● Task description
Please copy out the records below verbatim, from their very first line through the line that contains "expand-icon[interactable] <box>45 617", including both of those lines.

● Dataset excerpts
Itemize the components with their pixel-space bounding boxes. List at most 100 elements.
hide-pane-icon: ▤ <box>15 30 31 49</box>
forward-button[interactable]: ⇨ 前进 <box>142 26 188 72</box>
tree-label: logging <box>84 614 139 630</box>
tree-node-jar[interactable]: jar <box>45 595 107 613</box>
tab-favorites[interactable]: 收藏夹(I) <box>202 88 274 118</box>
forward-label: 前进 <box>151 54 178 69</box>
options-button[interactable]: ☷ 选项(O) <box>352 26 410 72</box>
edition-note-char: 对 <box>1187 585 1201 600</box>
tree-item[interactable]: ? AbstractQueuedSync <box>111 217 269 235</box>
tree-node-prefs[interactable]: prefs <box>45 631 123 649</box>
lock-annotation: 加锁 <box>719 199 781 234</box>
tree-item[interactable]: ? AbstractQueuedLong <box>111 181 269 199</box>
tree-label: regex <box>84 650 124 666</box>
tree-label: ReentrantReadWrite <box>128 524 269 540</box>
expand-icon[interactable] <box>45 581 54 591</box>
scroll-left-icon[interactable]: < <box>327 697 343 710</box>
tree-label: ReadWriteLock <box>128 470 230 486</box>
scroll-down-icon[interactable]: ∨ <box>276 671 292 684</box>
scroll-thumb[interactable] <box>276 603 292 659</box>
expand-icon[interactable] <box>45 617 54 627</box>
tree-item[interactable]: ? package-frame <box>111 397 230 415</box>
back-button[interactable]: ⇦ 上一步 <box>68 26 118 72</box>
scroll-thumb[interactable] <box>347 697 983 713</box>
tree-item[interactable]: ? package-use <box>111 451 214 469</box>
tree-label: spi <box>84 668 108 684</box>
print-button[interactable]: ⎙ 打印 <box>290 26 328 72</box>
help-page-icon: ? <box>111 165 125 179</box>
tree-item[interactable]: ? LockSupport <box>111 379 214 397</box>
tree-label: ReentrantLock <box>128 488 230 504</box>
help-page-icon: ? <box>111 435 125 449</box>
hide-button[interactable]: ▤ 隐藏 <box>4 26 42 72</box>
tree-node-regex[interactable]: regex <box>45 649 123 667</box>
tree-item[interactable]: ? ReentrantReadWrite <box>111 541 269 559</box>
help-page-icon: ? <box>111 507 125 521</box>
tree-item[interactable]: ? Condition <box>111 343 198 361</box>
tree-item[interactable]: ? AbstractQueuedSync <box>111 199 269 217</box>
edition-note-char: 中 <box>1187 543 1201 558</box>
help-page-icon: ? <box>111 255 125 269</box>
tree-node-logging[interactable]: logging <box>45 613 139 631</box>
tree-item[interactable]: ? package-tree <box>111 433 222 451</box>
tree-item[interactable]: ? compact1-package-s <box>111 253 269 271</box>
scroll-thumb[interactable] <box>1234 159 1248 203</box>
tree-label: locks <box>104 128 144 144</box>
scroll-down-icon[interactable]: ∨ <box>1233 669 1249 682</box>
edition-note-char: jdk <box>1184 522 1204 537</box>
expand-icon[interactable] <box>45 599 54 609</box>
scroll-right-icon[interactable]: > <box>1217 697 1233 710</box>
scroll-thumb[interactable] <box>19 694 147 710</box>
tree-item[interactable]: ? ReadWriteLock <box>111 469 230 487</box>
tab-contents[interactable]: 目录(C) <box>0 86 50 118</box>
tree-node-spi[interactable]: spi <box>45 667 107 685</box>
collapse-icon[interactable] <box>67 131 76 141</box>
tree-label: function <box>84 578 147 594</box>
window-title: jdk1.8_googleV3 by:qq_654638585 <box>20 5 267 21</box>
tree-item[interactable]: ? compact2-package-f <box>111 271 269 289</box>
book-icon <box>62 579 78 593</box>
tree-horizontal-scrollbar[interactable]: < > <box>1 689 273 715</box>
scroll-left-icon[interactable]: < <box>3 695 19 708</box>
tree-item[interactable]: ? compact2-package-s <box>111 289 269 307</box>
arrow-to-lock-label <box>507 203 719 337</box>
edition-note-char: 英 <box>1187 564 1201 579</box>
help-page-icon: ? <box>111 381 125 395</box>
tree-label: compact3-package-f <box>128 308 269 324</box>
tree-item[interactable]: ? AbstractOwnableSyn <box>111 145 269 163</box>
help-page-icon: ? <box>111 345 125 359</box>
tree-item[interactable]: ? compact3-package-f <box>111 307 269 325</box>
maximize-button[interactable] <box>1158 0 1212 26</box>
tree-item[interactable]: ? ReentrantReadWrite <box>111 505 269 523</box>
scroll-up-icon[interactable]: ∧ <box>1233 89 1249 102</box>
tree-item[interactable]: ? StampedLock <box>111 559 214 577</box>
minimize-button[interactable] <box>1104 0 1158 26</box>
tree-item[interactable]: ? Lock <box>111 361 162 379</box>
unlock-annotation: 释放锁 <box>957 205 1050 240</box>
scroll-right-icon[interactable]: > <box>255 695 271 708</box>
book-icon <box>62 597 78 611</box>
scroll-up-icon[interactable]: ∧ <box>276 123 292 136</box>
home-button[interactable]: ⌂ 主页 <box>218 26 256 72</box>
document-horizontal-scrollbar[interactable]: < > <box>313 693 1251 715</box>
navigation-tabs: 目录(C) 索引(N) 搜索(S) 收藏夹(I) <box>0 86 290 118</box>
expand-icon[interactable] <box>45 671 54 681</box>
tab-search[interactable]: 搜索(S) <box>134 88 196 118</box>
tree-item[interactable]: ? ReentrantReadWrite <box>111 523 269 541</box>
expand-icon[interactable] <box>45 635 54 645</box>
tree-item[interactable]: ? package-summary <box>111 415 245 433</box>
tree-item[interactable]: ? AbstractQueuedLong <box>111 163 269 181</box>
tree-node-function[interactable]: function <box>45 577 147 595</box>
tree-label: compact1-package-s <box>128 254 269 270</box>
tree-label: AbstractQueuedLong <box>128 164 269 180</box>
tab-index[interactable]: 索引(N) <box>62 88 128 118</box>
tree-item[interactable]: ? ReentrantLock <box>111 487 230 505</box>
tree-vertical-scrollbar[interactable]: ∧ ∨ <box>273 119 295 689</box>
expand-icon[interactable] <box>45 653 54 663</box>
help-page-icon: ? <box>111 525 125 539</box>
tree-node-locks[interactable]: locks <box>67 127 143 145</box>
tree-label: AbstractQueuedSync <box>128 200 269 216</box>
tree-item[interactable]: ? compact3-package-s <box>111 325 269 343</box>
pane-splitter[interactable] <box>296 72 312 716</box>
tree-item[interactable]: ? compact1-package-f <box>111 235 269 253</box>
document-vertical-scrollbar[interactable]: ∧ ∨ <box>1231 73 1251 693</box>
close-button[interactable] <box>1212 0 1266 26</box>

● Right answer
Itemize the components with their pixel-space bounding boxes. List at most 100 elements.
hide-pane-icon: ▤ <box>15 30 31 49</box>
forward-button[interactable]: ⇨ 前进 <box>142 26 188 72</box>
tree-label: logging <box>84 614 139 630</box>
tree-node-jar[interactable]: jar <box>45 595 107 613</box>
tab-favorites[interactable]: 收藏夹(I) <box>202 88 274 118</box>
forward-label: 前进 <box>151 54 178 69</box>
options-button[interactable]: ☷ 选项(O) <box>352 26 410 72</box>
edition-note-char: 对 <box>1187 585 1201 600</box>
tree-item[interactable]: ? AbstractQueuedSync <box>111 217 269 235</box>
tree-node-prefs[interactable]: prefs <box>45 631 123 649</box>
lock-annotation: 加锁 <box>719 199 781 234</box>
tree-item[interactable]: ? AbstractQueuedLong <box>111 181 269 199</box>
tree-label: regex <box>84 650 124 666</box>
tree-label: ReentrantReadWrite <box>128 524 269 540</box>
expand-icon[interactable] <box>45 581 54 591</box>
scroll-left-icon[interactable]: < <box>327 697 343 710</box>
tree-label: ReadWriteLock <box>128 470 230 486</box>
scroll-down-icon[interactable]: ∨ <box>276 671 292 684</box>
scroll-thumb[interactable] <box>276 603 292 659</box>
expand-icon[interactable] <box>45 617 54 627</box>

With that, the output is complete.